(Items listed in a dataset)
------------------------------------------------------------

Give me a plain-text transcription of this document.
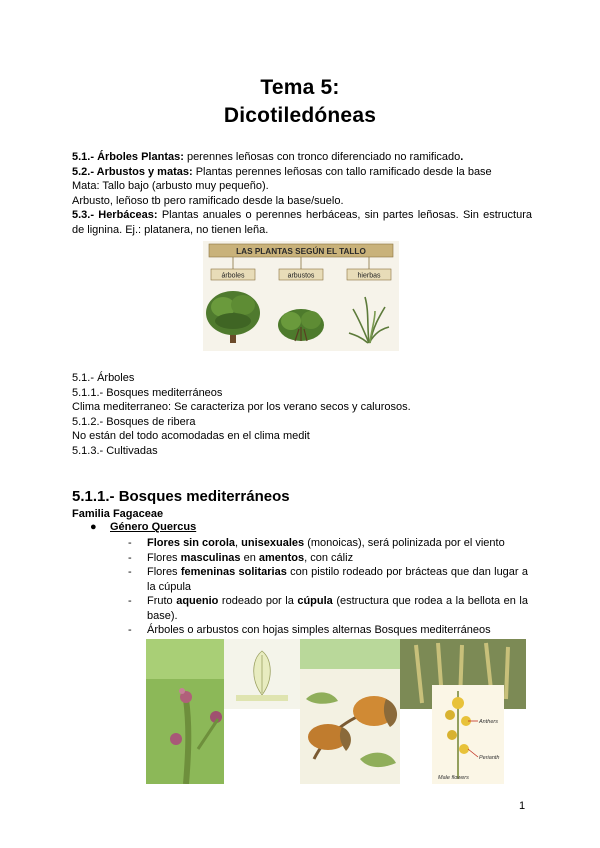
Tema 5:
Dicotiledóneas
5.1.- Árboles Plantas: perennes leñosas con tronco diferenciado no ramificado.
5.2.- Arbustos y matas: Plantas perennes leñosas con tallo ramificado desde la base
Mata: Tallo bajo (arbusto muy pequeño).
Arbusto, leñoso tb pero ramificado desde la base/suelo.
5.3.- Herbáceas: Plantas anuales o perennes herbáceas, sin partes leñosas. Sin estructura de lignina. Ej.: platanera, no tienen leña.
LAS PLANTAS SEGÚN EL TALLO
árboles	arbustos	hierbas
5.1.- Árboles
5.1.1.- Bosques mediterráneos
Clima mediterraneo: Se caracteriza por los verano secos y calurosos.
5.1.2.- Bosques de ribera
No están del todo acomodadas en el clima medit
5.1.3.- Cultivadas
5.1.1.- Bosques mediterráneos
Familia Fagaceae
● Género Quercus
- Flores sin corola, unisexuales (monoicas), será polinizada por el viento
- Flores masculinas en amentos, con cáliz
- Flores femeninas solitarias con pistilo rodeado por brácteas que dan lugar a la cúpula
- Fruto aquenio rodeado por la cúpula (estructura que rodea a la bellota en la base).
- Árboles o arbustos con hojas simples alternas Bosques mediterráneos
Anthers
Perianth
Male flowers
1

------------------------------------------------------------

Give every line back word for word and leave the pictures out.

_RESULT_.
Give me a plain-text transcription of this document.
Tema 5:
Dicotiledóneas
5.1.- Árboles Plantas: perennes leñosas con tronco diferenciado no ramificado.
5.2.- Arbustos y matas: Plantas perennes leñosas con tallo ramificado desde la base
Mata: Tallo bajo (arbusto muy pequeño).
Arbusto, leñoso tb pero ramificado desde la base/suelo.
5.3.- Herbáceas: Plantas anuales o perennes herbáceas, sin partes leñosas. Sin estructura de lignina. Ej.: platanera, no tienen leña.
LAS PLANTAS SEGÚN EL TALLO
árboles	arbustos	hierbas
5.1.- Árboles
5.1.1.- Bosques mediterráneos
Clima mediterraneo: Se caracteriza por los verano secos y calurosos.
5.1.2.- Bosques de ribera
No están del todo acomodadas en el clima medit
5.1.3.- Cultivadas
5.1.1.- Bosques mediterráneos
Familia Fagaceae
● Género Quercus
- Flores sin corola, unisexuales (monoicas), será polinizada por el viento
- Flores masculinas en amentos, con cáliz
- Flores femeninas solitarias con pistilo rodeado por brácteas que dan lugar a la cúpula
- Fruto aquenio rodeado por la cúpula (estructura que rodea a la bellota en la base).
- Árboles o arbustos con hojas simples alternas Bosques mediterráneos
Anthers
Perianth
Male flowers
1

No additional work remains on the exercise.